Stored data

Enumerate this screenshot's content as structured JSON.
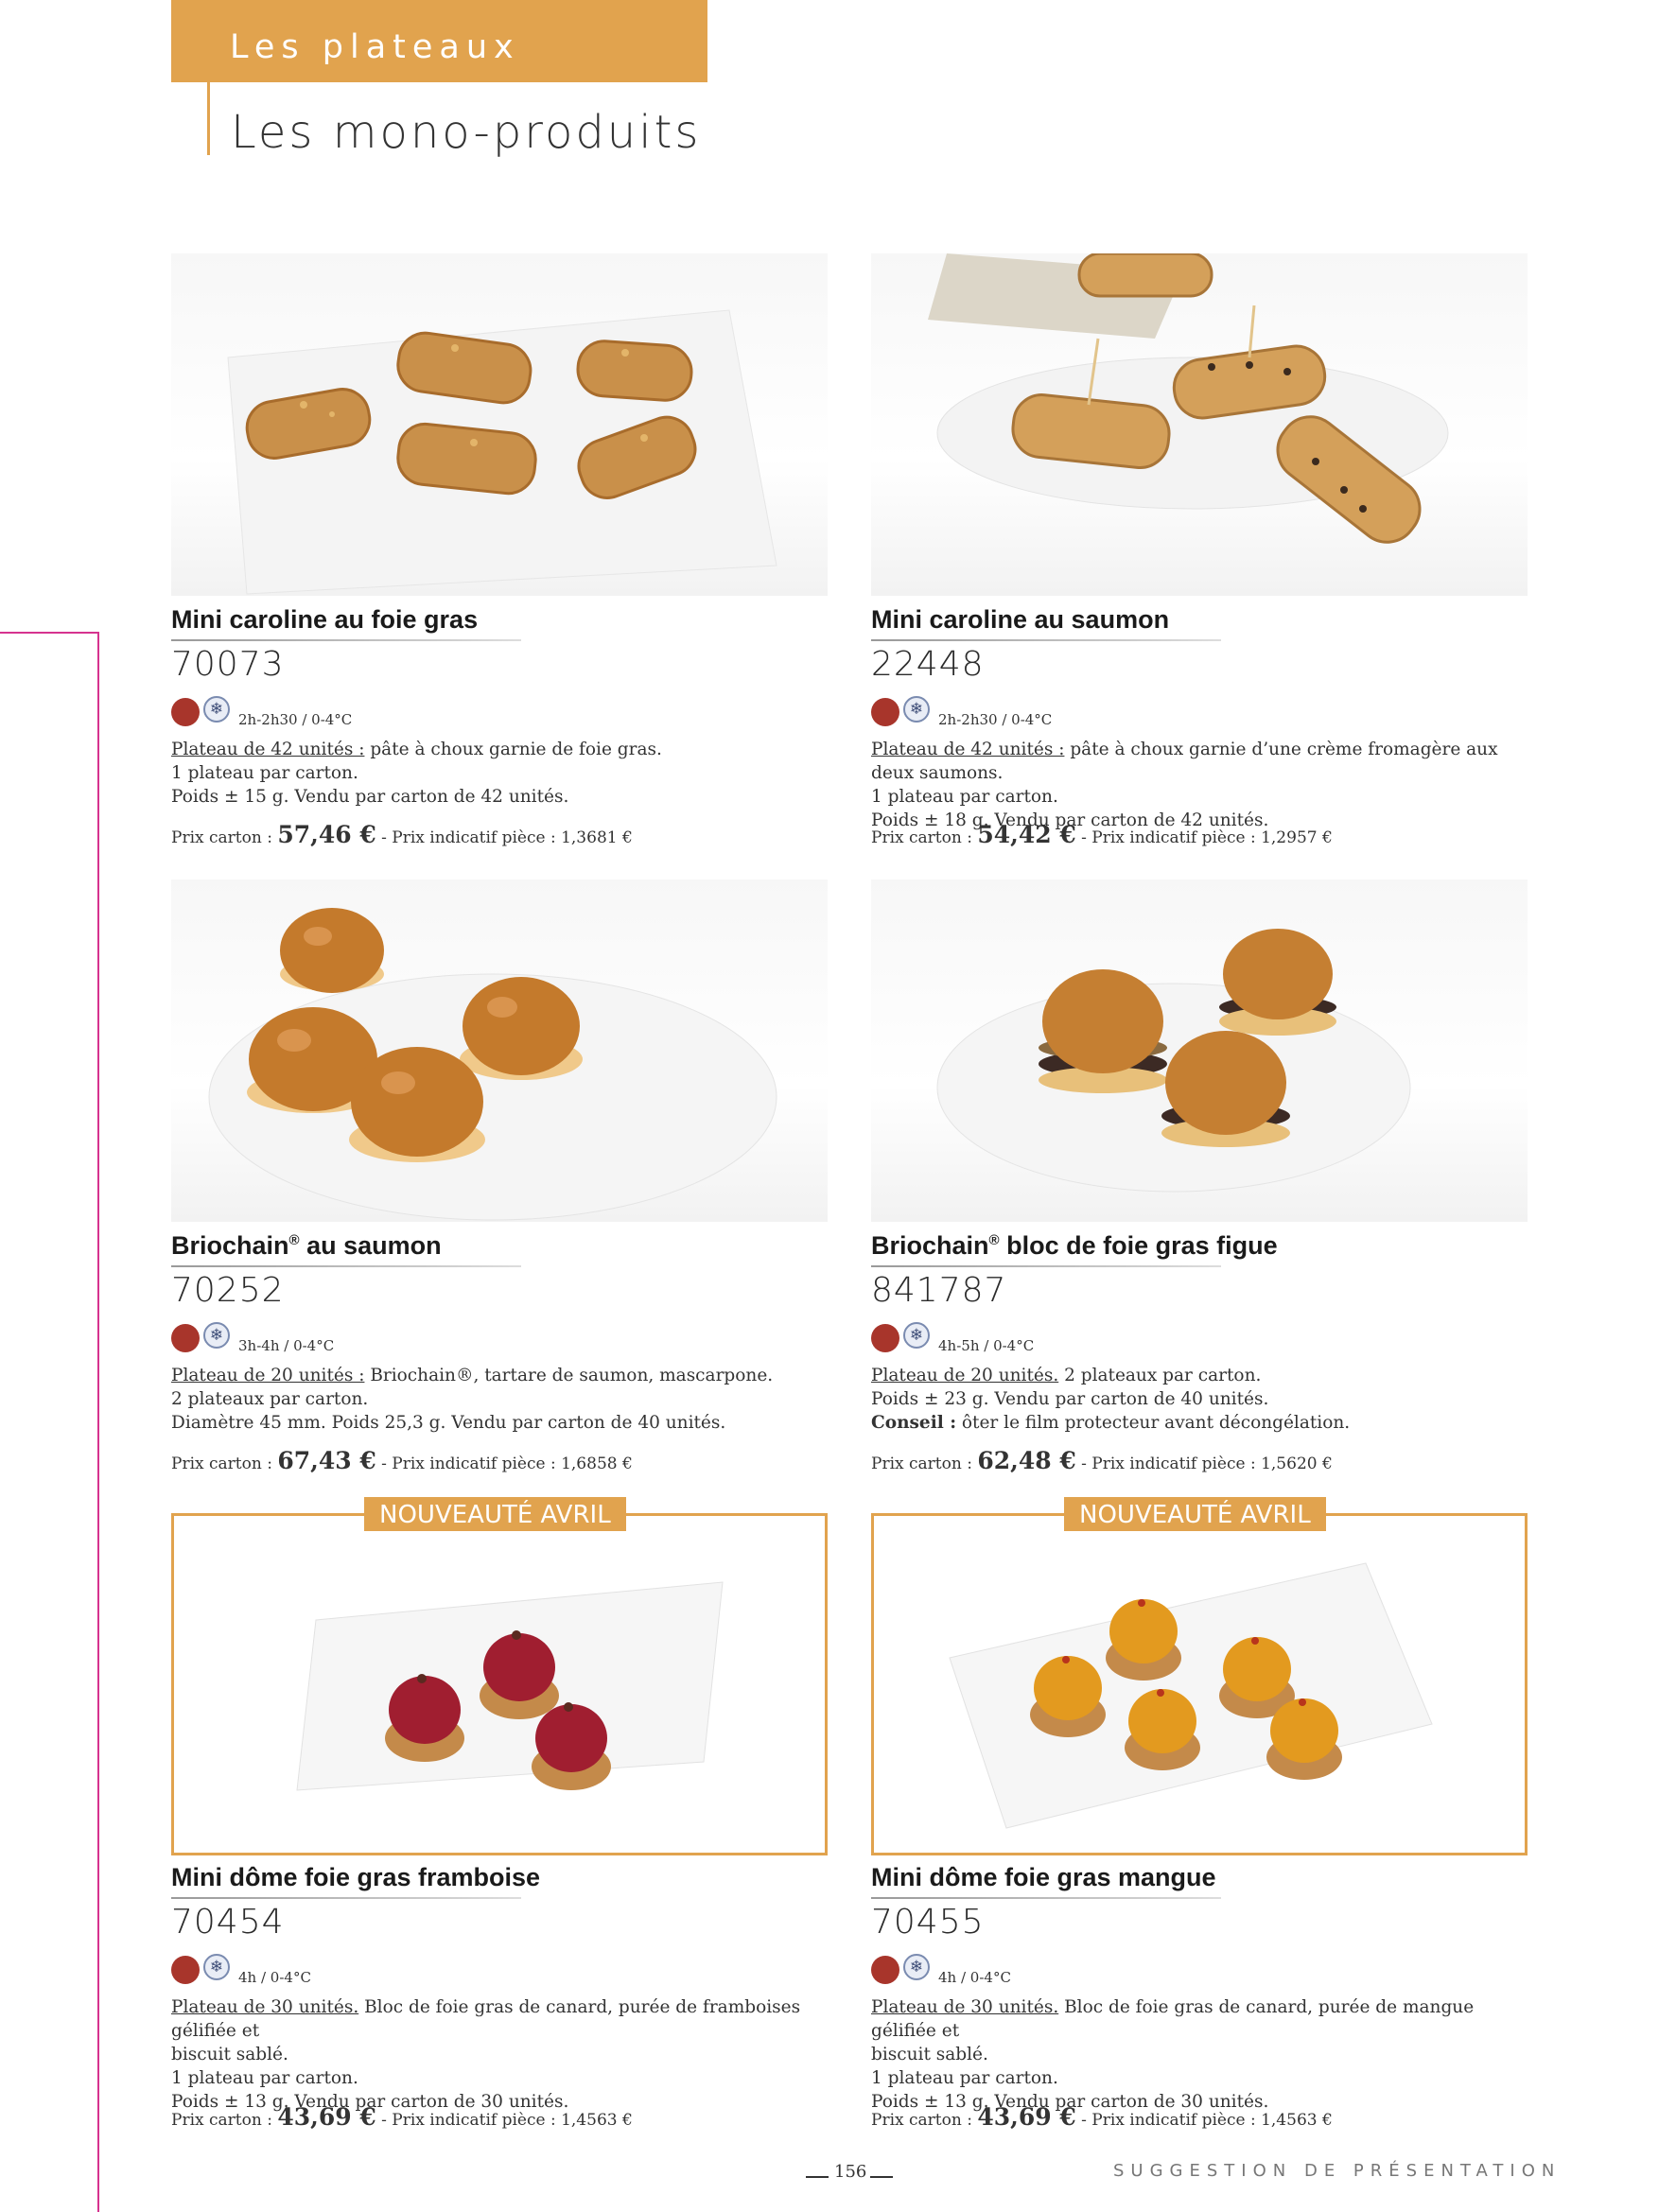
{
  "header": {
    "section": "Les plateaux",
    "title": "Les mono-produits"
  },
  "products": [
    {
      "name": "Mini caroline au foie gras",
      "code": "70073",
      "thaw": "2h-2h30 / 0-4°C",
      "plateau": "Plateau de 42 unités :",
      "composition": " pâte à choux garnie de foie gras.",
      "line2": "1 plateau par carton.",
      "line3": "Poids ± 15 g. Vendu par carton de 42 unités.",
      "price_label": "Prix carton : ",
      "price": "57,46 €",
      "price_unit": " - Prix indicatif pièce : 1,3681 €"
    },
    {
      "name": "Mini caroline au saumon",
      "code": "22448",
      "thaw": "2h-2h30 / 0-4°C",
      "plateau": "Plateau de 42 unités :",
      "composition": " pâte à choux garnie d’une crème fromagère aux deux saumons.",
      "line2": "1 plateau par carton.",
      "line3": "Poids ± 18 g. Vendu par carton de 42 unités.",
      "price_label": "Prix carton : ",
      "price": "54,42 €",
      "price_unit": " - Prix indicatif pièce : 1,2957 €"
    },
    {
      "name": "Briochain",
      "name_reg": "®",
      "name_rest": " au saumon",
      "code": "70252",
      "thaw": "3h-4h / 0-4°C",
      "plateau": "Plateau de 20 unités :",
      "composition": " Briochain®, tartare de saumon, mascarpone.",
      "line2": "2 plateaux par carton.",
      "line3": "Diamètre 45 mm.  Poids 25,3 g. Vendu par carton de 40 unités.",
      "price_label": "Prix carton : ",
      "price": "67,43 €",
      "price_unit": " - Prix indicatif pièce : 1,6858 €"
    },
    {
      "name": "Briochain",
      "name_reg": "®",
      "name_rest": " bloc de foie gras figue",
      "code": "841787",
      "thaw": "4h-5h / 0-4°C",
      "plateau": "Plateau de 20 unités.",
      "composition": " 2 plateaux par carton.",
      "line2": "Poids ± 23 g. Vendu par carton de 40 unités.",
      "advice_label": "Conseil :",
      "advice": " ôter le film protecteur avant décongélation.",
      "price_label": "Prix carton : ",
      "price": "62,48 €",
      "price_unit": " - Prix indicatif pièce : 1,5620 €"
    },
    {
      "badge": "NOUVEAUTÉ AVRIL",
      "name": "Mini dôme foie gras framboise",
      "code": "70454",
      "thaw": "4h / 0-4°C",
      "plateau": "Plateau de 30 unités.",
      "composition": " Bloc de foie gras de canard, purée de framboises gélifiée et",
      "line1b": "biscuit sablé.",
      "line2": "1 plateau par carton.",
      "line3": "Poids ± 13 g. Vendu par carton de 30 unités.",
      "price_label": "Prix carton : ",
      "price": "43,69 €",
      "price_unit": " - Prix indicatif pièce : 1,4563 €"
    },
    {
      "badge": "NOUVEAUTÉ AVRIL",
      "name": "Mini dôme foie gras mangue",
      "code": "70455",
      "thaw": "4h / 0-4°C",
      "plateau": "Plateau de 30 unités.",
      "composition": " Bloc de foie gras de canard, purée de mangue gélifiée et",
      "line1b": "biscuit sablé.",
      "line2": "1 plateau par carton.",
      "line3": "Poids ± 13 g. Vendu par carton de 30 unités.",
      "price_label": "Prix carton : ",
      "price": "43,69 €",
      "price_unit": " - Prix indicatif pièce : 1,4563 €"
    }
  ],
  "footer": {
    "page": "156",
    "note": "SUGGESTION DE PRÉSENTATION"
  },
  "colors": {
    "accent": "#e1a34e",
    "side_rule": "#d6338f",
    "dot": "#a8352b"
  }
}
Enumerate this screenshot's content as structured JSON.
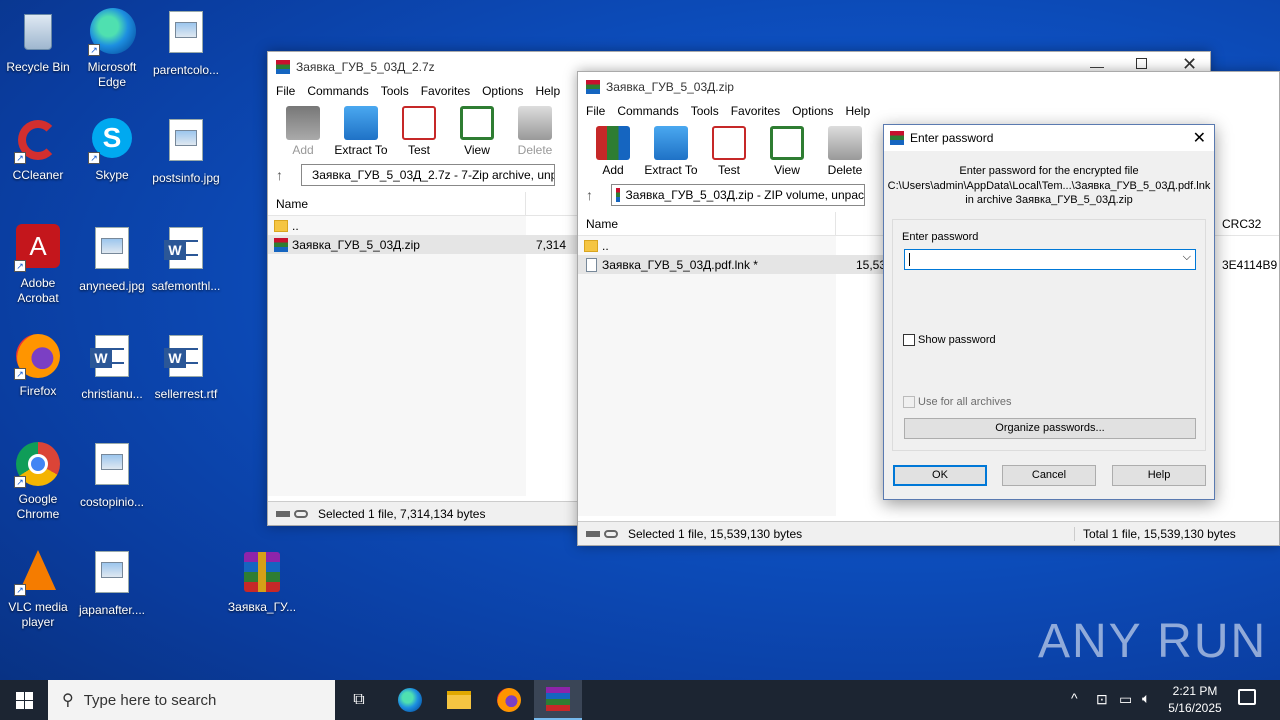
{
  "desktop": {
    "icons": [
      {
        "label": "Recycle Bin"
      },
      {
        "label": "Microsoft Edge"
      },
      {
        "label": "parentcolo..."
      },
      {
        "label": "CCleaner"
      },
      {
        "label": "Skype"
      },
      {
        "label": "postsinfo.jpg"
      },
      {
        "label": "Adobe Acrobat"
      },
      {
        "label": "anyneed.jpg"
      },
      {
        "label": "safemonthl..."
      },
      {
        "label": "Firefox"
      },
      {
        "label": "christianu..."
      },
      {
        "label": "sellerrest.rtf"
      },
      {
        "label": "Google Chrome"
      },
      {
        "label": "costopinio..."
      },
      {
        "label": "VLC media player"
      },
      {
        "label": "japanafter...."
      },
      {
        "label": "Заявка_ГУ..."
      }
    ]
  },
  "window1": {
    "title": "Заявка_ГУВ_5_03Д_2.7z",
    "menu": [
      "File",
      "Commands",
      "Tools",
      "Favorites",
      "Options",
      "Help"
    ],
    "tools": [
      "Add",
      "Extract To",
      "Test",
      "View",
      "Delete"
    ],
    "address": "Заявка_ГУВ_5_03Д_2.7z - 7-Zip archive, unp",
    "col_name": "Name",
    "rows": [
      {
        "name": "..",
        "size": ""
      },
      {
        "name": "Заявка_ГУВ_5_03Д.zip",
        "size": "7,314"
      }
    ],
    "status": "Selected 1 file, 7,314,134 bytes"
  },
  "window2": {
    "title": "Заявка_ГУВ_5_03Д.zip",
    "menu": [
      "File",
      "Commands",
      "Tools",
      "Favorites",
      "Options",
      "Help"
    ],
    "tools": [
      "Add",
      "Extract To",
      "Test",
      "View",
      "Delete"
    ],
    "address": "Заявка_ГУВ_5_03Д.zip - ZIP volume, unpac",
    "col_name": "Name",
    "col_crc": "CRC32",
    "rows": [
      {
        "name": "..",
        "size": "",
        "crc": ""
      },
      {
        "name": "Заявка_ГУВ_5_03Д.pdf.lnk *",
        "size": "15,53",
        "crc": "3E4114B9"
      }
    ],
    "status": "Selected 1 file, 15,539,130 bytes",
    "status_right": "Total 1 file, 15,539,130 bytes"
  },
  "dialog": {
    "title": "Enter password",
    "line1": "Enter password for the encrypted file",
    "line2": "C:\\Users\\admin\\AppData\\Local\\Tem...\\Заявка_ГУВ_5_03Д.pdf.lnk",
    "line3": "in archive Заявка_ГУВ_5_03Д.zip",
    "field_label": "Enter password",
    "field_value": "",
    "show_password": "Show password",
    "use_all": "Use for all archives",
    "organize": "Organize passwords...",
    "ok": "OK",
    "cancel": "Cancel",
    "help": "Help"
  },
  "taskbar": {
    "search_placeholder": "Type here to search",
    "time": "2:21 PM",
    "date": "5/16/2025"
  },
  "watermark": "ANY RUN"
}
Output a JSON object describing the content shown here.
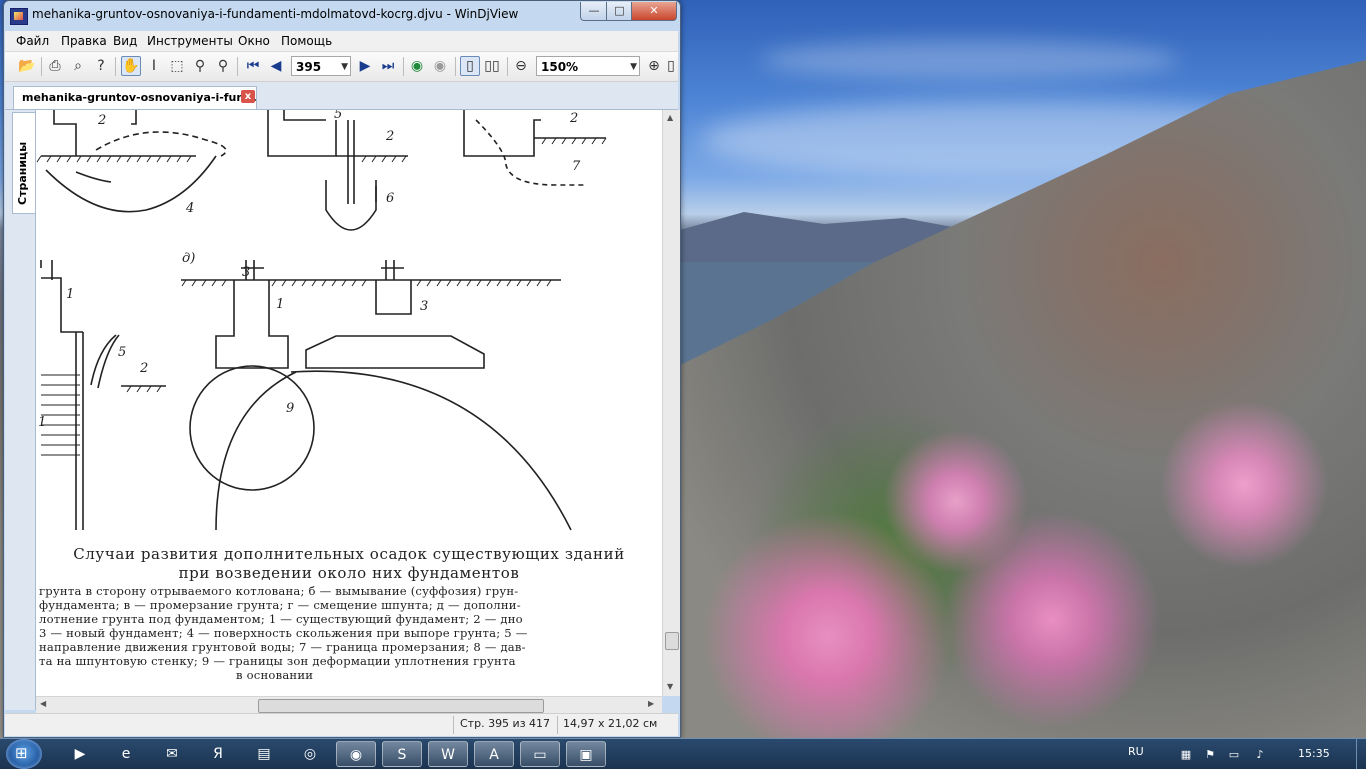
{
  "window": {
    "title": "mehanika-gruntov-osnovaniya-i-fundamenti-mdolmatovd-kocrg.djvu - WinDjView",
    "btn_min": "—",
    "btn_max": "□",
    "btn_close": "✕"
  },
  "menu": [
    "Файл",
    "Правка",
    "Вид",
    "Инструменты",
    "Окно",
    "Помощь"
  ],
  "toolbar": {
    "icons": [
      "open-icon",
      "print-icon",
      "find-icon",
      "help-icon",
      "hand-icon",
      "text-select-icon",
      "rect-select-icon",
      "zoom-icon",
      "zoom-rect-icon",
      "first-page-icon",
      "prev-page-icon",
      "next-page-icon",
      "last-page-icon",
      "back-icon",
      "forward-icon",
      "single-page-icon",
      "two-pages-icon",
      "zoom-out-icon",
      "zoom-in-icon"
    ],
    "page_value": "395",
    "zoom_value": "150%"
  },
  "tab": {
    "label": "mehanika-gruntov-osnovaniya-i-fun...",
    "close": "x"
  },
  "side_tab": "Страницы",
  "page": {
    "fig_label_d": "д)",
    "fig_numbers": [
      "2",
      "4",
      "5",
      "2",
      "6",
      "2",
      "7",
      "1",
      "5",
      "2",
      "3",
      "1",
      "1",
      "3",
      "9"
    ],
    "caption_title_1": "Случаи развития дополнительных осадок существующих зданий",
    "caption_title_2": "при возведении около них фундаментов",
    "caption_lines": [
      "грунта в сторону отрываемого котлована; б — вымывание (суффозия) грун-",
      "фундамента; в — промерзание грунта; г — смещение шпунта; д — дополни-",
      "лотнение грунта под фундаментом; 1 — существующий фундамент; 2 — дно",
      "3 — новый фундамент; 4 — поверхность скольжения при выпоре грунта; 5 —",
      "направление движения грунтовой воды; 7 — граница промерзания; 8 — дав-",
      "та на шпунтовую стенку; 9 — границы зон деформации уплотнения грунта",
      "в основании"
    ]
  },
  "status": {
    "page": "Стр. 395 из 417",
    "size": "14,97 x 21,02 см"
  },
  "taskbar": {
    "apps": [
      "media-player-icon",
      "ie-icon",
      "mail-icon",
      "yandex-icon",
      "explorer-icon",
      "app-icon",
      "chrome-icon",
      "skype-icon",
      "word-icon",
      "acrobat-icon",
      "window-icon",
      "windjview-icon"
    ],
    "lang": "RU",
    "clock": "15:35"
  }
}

Exercise prompt >> Extract lines where the string "gruntov" occurs.

Task result >>
    "title": "mehanika-gruntov-osnovaniya-i-fundamenti-mdolmatovd-kocrg.djvu - WinDjView",
    "label": "mehanika-gruntov-osnovaniya-i-fun...",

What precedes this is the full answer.